- _WHAT TO WORK ON_
Every line below should be copied exactly; drop the pictures.

-- start PROVIDED DATA --

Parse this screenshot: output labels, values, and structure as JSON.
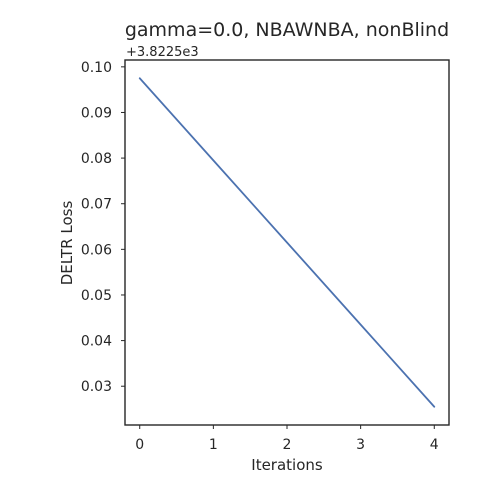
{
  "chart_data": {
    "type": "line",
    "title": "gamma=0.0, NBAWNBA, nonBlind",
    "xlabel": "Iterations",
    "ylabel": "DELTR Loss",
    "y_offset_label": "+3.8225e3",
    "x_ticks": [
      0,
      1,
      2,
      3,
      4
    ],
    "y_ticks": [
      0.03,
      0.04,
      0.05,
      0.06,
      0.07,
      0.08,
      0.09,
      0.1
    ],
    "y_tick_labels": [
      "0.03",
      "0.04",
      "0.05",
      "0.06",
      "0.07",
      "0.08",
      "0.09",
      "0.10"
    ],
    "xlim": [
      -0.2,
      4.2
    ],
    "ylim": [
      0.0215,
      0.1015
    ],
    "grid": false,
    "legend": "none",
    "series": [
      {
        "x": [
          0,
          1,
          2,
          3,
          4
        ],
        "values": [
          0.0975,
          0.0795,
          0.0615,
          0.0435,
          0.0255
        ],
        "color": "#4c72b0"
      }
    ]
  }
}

-- end PROVIDED DATA --

- _WRITTEN ANSWER_
Parse this screenshot: output labels, values, and structure as JSON.
{
  "chart_data": {
    "type": "line",
    "title": "gamma=0.0, NBAWNBA, nonBlind",
    "xlabel": "Iterations",
    "ylabel": "DELTR Loss",
    "y_offset_label": "+3.8225e3",
    "x_ticks": [
      0,
      1,
      2,
      3,
      4
    ],
    "y_ticks": [
      0.03,
      0.04,
      0.05,
      0.06,
      0.07,
      0.08,
      0.09,
      0.1
    ],
    "y_tick_labels": [
      "0.03",
      "0.04",
      "0.05",
      "0.06",
      "0.07",
      "0.08",
      "0.09",
      "0.10"
    ],
    "xlim": [
      -0.2,
      4.2
    ],
    "ylim": [
      0.0215,
      0.1015
    ],
    "grid": false,
    "legend": "none",
    "series": [
      {
        "x": [
          0,
          1,
          2,
          3,
          4
        ],
        "values": [
          0.0975,
          0.0795,
          0.0615,
          0.0435,
          0.0255
        ],
        "color": "#4c72b0"
      }
    ]
  }
}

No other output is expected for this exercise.